Copy out each line featuring the string "charts" from the entries beneath.

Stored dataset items
==*==

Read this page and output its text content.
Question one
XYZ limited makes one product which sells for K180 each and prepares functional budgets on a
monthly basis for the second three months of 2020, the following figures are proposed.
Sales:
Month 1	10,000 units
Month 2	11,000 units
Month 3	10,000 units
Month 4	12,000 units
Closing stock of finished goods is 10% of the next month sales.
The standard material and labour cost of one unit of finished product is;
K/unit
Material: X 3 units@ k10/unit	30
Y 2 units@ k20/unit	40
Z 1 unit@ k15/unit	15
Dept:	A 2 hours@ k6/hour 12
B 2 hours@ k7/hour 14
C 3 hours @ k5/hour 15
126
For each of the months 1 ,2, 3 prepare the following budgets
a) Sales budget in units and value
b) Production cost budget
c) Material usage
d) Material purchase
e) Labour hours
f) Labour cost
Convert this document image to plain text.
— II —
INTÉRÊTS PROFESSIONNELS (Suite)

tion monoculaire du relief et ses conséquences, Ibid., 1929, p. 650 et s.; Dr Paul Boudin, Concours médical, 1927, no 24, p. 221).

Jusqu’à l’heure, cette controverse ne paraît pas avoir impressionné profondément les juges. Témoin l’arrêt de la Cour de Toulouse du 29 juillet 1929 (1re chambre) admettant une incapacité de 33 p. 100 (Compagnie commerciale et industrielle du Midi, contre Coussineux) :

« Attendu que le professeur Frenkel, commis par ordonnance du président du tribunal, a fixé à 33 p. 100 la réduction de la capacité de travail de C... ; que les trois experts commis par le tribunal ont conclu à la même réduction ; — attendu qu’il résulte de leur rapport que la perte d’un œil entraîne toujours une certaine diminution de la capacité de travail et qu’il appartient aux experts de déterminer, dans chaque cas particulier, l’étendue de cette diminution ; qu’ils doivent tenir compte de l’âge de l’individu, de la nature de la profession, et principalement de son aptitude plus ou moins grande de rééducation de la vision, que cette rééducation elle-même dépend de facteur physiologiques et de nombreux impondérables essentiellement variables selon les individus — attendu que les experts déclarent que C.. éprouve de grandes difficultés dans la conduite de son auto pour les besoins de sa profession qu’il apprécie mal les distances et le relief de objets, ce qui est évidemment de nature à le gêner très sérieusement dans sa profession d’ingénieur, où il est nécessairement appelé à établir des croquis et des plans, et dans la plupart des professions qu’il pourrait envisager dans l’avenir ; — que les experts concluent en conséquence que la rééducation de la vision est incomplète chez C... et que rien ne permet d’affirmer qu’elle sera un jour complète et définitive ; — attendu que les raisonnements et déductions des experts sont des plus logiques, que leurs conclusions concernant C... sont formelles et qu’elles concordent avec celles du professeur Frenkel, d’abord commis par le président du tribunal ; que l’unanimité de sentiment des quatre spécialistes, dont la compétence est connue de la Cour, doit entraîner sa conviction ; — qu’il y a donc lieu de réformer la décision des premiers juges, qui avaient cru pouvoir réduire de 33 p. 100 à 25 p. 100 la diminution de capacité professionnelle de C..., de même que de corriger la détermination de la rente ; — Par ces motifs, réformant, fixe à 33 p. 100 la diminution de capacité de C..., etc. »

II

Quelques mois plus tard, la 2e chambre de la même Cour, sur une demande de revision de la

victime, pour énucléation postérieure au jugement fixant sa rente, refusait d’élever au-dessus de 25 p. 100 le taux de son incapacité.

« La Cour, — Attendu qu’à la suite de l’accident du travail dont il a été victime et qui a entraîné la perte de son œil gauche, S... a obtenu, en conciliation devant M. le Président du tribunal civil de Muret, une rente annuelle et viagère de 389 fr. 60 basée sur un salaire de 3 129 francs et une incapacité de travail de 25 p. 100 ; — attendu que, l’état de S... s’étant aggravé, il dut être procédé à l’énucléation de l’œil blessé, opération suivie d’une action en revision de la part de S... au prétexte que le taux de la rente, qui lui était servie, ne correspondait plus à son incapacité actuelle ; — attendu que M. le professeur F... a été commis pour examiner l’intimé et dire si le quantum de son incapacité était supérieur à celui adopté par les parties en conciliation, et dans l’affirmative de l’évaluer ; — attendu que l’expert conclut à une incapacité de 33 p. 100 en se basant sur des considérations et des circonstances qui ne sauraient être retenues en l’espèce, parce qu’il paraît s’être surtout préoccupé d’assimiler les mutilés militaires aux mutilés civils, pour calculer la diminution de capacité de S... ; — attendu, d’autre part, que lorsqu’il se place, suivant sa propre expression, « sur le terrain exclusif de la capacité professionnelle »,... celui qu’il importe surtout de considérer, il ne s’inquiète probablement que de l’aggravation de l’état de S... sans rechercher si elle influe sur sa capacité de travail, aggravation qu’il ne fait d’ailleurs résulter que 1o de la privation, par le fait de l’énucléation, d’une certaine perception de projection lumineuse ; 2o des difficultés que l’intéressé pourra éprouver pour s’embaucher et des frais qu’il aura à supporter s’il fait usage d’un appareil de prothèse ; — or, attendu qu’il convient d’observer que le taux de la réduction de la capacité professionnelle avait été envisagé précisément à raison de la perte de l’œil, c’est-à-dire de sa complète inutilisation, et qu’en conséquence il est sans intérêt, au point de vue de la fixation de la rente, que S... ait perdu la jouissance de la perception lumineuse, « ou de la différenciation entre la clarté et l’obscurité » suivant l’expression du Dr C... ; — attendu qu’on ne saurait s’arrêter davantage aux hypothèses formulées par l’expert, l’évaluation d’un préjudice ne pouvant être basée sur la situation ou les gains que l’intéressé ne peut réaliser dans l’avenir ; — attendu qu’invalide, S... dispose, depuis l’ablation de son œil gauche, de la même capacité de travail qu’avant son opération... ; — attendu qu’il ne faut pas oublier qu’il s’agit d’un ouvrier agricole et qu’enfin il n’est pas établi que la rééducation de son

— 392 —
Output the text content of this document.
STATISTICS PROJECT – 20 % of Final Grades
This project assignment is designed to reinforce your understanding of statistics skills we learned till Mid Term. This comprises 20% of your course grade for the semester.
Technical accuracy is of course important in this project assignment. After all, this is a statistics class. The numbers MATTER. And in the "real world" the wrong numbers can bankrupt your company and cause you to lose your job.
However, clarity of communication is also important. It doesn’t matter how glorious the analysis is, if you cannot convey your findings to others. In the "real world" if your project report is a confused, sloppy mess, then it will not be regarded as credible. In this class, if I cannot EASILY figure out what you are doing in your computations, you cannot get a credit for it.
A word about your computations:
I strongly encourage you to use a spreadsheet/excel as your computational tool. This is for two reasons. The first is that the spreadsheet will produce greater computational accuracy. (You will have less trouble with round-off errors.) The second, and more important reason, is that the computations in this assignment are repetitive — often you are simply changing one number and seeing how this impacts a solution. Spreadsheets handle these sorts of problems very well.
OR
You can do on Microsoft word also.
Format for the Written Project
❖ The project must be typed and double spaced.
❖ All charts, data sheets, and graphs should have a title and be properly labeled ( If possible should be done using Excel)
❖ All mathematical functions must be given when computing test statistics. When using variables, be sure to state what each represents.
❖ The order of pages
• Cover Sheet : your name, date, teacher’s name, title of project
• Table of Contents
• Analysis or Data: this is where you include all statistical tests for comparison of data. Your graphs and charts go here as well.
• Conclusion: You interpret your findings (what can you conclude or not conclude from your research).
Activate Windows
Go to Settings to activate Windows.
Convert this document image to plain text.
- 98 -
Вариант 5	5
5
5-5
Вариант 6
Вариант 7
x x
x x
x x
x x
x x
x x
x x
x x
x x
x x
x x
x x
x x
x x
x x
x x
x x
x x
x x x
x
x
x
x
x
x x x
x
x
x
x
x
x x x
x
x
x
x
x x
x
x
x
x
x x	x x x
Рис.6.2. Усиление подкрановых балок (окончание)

==*==

__Exercise result__.
❖ All charts, data sheets, and graphs should have a title and be properly labeled ( If possible should be done using Excel)
• Analysis or Data: this is where you include all statistical tests for comparison of data. Your graphs and charts go here as well.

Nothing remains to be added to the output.